[WORK TO DO]:
In the listing below, locate the lines bearing the word "WENO". Copy every one of them.

-- SUPPLIED INFORMATION start --

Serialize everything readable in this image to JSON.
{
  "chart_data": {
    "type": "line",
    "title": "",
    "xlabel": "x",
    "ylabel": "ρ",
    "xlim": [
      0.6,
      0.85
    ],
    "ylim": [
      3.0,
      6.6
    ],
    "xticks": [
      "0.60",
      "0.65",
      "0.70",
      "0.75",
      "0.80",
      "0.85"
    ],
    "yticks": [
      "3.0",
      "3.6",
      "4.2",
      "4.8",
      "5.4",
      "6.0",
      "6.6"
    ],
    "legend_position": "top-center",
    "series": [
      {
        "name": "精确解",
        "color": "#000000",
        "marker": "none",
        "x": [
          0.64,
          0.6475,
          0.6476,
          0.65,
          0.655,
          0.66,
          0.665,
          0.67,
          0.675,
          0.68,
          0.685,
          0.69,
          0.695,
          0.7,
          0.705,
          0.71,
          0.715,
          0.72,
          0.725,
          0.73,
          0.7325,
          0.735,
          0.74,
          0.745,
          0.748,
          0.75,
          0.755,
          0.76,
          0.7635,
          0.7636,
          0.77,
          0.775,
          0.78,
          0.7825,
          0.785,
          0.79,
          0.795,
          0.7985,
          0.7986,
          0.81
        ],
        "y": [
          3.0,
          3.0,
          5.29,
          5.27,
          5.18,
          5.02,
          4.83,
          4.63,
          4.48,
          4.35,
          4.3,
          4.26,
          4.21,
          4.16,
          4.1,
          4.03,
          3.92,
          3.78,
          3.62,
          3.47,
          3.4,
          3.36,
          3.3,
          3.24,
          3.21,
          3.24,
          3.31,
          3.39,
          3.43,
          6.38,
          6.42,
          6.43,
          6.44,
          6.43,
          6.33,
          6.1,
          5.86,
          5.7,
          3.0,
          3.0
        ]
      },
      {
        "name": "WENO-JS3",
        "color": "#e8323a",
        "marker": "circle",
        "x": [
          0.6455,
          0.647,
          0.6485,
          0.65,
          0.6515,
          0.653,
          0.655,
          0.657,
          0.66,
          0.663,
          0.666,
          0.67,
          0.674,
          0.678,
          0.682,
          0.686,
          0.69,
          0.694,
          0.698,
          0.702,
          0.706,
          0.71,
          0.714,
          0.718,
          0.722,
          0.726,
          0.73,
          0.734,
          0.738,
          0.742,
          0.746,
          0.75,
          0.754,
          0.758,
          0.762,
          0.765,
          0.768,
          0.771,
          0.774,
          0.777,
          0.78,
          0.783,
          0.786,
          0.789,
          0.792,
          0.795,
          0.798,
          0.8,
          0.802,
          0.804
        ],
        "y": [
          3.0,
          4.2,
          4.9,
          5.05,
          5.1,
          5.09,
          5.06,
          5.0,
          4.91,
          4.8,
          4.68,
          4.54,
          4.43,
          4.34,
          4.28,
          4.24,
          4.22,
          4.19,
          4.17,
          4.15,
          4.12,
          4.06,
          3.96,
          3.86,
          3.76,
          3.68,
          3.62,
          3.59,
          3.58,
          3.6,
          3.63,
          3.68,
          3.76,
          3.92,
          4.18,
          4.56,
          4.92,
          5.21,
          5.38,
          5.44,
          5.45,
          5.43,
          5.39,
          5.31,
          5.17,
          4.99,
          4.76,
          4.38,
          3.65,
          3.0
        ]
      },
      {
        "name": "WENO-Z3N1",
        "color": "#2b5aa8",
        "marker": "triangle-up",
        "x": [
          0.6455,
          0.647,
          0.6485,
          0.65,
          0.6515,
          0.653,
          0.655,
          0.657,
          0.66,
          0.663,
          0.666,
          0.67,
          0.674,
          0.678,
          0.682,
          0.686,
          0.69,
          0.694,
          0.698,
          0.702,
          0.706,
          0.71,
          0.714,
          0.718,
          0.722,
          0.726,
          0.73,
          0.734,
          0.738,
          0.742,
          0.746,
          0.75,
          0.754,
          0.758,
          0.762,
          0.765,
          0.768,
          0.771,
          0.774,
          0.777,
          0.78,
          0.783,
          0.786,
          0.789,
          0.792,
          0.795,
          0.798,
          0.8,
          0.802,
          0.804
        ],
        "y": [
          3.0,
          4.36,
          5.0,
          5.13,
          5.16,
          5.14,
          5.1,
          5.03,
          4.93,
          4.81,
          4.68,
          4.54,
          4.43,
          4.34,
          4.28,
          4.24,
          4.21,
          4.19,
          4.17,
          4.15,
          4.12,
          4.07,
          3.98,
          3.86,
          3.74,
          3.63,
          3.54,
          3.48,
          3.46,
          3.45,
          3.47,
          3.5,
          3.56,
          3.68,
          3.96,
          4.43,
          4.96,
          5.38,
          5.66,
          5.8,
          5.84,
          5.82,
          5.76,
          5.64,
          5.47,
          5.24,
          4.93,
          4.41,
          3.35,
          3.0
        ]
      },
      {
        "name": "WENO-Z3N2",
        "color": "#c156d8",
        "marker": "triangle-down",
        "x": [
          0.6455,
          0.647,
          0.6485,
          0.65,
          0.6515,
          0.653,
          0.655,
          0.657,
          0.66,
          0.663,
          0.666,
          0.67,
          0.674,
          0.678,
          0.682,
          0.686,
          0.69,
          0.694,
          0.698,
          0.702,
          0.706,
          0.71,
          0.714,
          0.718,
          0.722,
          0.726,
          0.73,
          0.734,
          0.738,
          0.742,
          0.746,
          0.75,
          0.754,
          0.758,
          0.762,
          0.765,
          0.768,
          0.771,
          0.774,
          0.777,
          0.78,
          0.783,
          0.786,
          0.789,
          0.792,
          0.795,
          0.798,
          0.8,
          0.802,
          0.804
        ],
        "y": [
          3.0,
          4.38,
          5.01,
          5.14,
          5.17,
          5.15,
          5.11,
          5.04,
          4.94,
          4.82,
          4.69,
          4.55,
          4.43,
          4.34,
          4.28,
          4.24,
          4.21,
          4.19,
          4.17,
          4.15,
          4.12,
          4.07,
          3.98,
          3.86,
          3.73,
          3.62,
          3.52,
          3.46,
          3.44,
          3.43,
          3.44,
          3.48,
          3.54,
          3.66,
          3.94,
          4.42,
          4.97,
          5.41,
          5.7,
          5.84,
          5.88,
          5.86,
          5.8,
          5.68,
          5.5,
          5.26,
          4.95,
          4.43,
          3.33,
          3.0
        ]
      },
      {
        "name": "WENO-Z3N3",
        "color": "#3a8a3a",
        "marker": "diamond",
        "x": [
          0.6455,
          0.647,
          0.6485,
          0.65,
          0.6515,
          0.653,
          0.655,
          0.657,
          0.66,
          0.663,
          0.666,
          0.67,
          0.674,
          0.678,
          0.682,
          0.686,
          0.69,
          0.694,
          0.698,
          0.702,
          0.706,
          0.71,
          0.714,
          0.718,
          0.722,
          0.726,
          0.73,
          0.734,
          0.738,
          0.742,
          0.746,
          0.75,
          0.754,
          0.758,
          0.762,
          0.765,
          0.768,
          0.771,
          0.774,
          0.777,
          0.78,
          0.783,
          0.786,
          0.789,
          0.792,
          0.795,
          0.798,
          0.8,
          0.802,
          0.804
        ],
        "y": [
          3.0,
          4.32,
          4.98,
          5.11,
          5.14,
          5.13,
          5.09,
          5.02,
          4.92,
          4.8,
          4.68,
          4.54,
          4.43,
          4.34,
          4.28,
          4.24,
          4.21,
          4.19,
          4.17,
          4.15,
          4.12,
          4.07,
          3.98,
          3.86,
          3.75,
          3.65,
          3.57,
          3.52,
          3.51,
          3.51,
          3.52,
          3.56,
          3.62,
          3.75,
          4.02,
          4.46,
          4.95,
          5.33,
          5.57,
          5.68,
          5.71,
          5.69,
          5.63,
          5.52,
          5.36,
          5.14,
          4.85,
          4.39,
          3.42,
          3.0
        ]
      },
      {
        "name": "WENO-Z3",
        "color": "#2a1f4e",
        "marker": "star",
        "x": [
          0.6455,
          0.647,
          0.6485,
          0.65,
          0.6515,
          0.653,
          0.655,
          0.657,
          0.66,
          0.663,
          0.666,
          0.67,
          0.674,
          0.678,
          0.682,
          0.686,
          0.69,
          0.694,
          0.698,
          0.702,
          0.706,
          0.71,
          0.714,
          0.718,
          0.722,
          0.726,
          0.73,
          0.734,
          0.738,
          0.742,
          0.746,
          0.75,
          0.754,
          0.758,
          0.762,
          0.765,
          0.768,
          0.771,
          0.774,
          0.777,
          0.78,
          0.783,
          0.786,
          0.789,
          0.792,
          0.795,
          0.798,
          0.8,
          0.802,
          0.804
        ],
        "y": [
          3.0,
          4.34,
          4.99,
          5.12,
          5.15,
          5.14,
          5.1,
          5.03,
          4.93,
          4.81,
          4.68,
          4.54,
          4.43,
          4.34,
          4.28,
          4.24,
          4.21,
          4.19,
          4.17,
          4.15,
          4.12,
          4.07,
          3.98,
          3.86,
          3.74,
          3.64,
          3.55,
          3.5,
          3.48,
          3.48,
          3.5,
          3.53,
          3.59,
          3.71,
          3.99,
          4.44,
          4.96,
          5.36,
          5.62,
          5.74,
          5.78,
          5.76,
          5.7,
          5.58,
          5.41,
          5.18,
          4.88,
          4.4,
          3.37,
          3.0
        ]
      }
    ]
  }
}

-- SUPPLIED INFORMATION end --

[RESULT]:
        "name": "WENO-JS3",
        "name": "WENO-Z3N1",
        "name": "WENO-Z3N2",
        "name": "WENO-Z3N3",
        "name": "WENO-Z3",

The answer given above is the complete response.